— Start of Exercise materials —

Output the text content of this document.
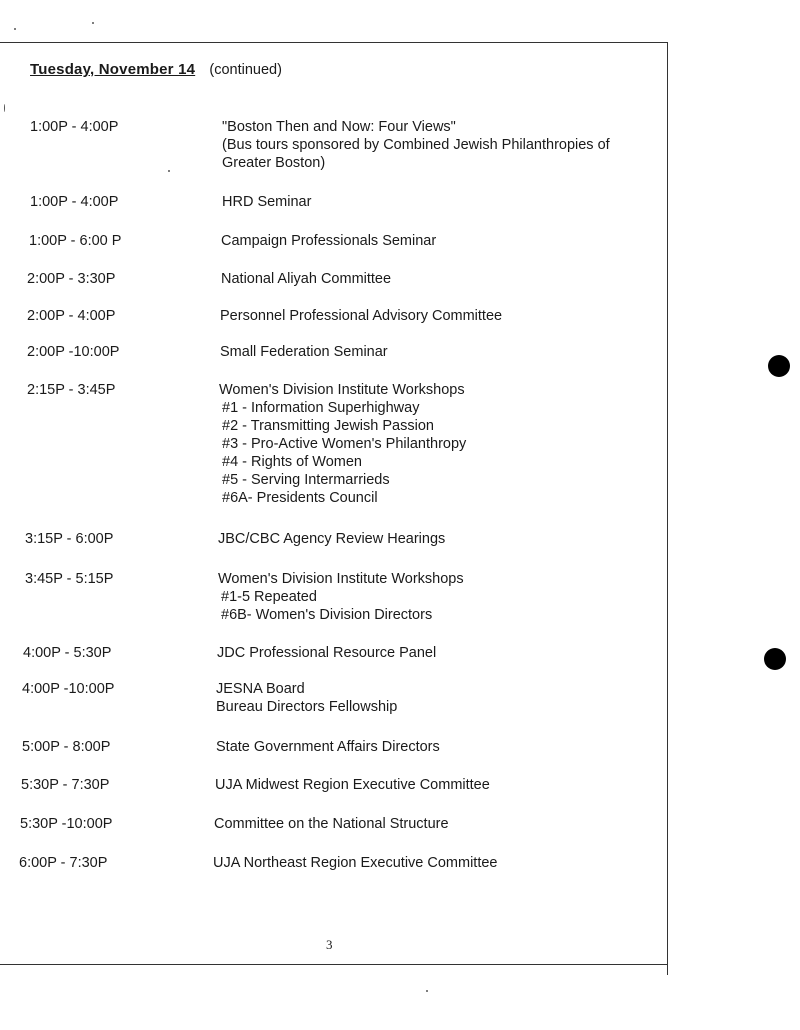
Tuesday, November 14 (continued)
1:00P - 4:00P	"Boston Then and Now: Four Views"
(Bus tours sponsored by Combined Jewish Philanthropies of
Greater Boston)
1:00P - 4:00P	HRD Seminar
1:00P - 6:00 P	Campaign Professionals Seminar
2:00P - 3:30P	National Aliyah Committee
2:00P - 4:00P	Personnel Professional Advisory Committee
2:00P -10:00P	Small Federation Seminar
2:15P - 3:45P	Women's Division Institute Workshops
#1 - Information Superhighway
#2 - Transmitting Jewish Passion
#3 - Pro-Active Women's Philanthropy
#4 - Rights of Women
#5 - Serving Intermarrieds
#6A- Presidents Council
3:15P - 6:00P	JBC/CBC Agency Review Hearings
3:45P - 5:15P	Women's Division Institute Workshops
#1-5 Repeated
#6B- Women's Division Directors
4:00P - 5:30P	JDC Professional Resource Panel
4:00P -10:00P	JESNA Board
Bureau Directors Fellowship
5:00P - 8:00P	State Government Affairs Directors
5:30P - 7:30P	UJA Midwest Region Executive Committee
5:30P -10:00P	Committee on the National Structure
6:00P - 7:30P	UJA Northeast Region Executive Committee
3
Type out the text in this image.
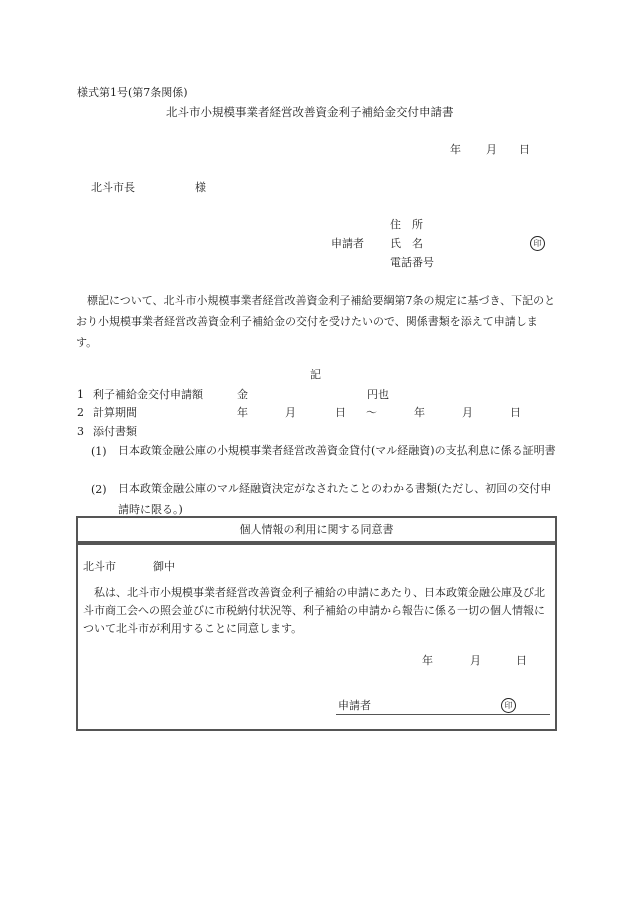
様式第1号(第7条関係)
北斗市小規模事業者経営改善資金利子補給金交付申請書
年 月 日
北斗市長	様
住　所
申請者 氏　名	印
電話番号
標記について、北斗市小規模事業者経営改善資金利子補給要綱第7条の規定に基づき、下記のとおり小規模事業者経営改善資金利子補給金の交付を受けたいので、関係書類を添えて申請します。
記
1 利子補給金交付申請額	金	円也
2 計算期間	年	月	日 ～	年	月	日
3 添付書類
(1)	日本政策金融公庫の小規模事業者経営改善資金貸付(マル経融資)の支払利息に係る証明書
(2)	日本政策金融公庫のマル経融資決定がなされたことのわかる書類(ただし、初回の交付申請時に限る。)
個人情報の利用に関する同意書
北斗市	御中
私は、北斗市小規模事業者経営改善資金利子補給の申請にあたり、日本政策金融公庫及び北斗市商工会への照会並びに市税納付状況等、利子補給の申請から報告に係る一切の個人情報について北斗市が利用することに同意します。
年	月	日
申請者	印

— End of Exercise materials —

Extract every line of the data exactly; pictures stay out.

[Finished answer]:
Output the text content of this document.
Tuesday, November 14 (continued)
1:00P - 4:00P	"Boston Then and Now: Four Views"
(Bus tours sponsored by Combined Jewish Philanthropies of
Greater Boston)
1:00P - 4:00P	HRD Seminar
1:00P - 6:00 P	Campaign Professionals Seminar
2:00P - 3:30P	National Aliyah Committee
2:00P - 4:00P	Personnel Professional Advisory Committee
2:00P -10:00P	Small Federation Seminar
2:15P - 3:45P	Women's Division Institute Workshops
#1 - Information Superhighway
#2 - Transmitting Jewish Passion
#3 - Pro-Active Women's Philanthropy
#4 - Rights of Women
#5 - Serving Intermarrieds
#6A- Presidents Council
3:15P - 6:00P	JBC/CBC Agency Review Hearings
3:45P - 5:15P	Women's Division Institute Workshops
#1-5 Repeated
#6B- Women's Division Directors
4:00P - 5:30P	JDC Professional Resource Panel
4:00P -10:00P	JESNA Board
Bureau Directors Fellowship
5:00P - 8:00P	State Government Affairs Directors
5:30P - 7:30P	UJA Midwest Region Executive Committee
5:30P -10:00P	Committee on the National Structure
6:00P - 7:30P	UJA Northeast Region Executive Committee
3
Type out the text in this image.
様式第1号(第7条関係)
北斗市小規模事業者経営改善資金利子補給金交付申請書
年 月 日
北斗市長	様
住　所
申請者 氏　名	印
電話番号
標記について、北斗市小規模事業者経営改善資金利子補給要綱第7条の規定に基づき、下記のとおり小規模事業者経営改善資金利子補給金の交付を受けたいので、関係書類を添えて申請します。
記
1 利子補給金交付申請額	金	円也
2 計算期間	年	月	日 ～	年	月	日
3 添付書類
(1)	日本政策金融公庫の小規模事業者経営改善資金貸付(マル経融資)の支払利息に係る証明書
(2)	日本政策金融公庫のマル経融資決定がなされたことのわかる書類(ただし、初回の交付申請時に限る。)
個人情報の利用に関する同意書
北斗市	御中
私は、北斗市小規模事業者経営改善資金利子補給の申請にあたり、日本政策金融公庫及び北斗市商工会への照会並びに市税納付状況等、利子補給の申請から報告に係る一切の個人情報について北斗市が利用することに同意します。
年	月	日
申請者	印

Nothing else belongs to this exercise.